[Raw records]
# # # # #
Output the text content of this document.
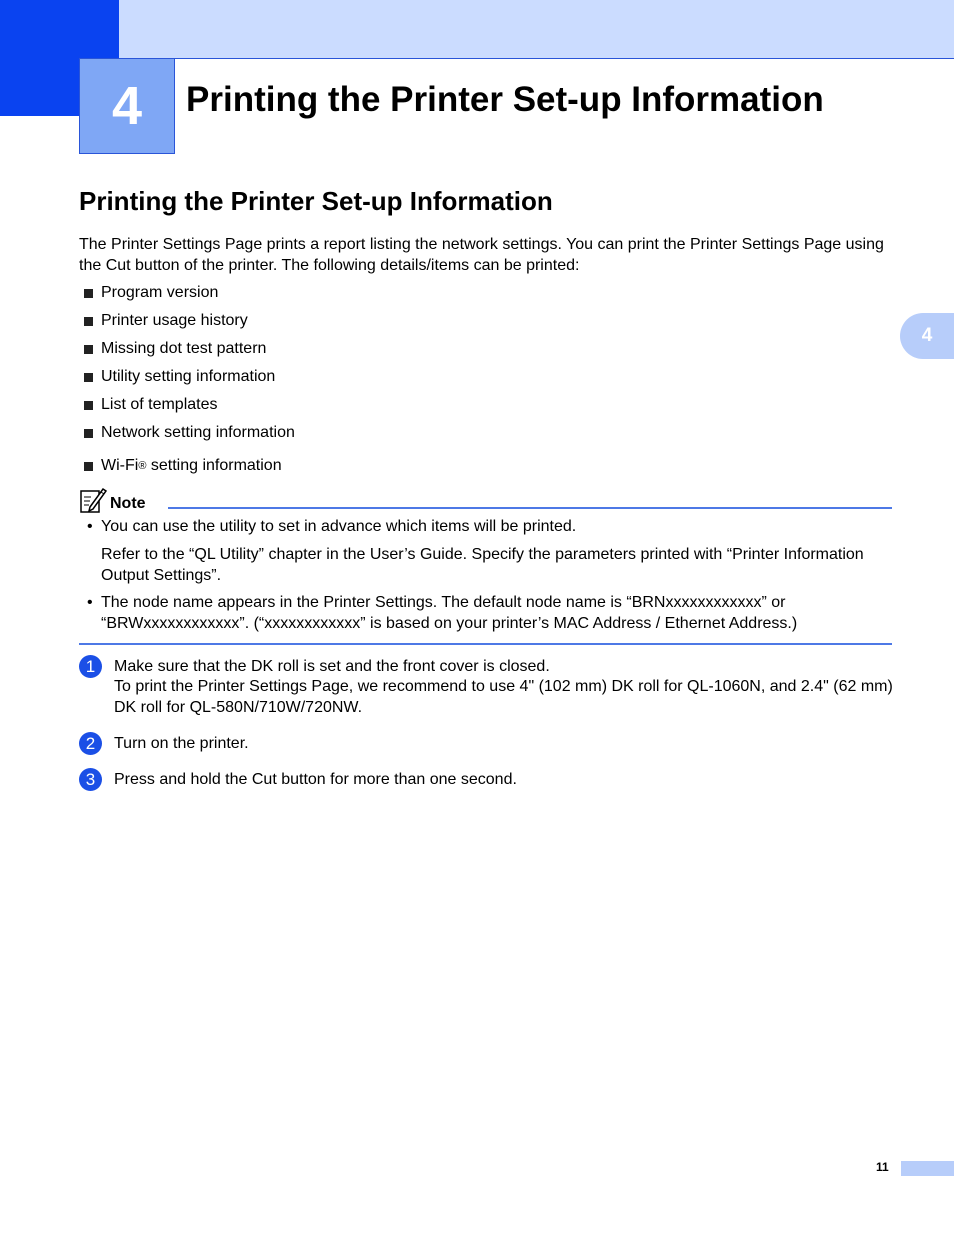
4	Printing the Printer Set-up Information
4
Printing the Printer Set-up Information

The Printer Settings Page prints a report listing the network settings. You can print the Printer Settings Page using the Cut button of the printer. The following details/items can be printed:

Program version
Printer usage history
Missing dot test pattern
Utility setting information
List of templates
Network setting information
Wi-Fi ® setting information
Note
• You can use the utility to set in advance which items will be printed.

Refer to the “QL Utility” chapter in the User’s Guide. Specify the parameters printed with “Printer Information Output Settings”.

• The node name appears in the Printer Settings. The default node name is “BRNxxxxxxxxxxxx” or “BRWxxxxxxxxxxxx”. (“xxxxxxxxxxxx” is based on your printer’s MAC Address / Ethernet Address.)

1	Make sure that the DK roll is set and the front cover is closed.

To print the Printer Settings Page, we recommend to use 4" (102 mm) DK roll for QL-1060N, and 2.4" (62 mm) DK roll for QL-580N/710W/720NW.

2	Turn on the printer.

3	Press and hold the Cut button for more than one second.

11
# # # # #
■ **Goal**:
Extract the text of all the records above verbatim, excluding pictures.

■ **Final result**:
Output the text content of this document.
4	Printing the Printer Set-up Information
4
Printing the Printer Set-up Information

The Printer Settings Page prints a report listing the network settings. You can print the Printer Settings Page using the Cut button of the printer. The following details/items can be printed:

Program version
Printer usage history
Missing dot test pattern
Utility setting information
List of templates
Network setting information
Wi-Fi ® setting information
Note
• You can use the utility to set in advance which items will be printed.

Refer to the “QL Utility” chapter in the User’s Guide. Specify the parameters printed with “Printer Information Output Settings”.

• The node name appears in the Printer Settings. The default node name is “BRNxxxxxxxxxxxx” or “BRWxxxxxxxxxxxx”. (“xxxxxxxxxxxx” is based on your printer’s MAC Address / Ethernet Address.)

1	Make sure that the DK roll is set and the front cover is closed.

To print the Printer Settings Page, we recommend to use 4" (102 mm) DK roll for QL-1060N, and 2.4" (62 mm) DK roll for QL-580N/710W/720NW.

2	Turn on the printer.

3	Press and hold the Cut button for more than one second.

11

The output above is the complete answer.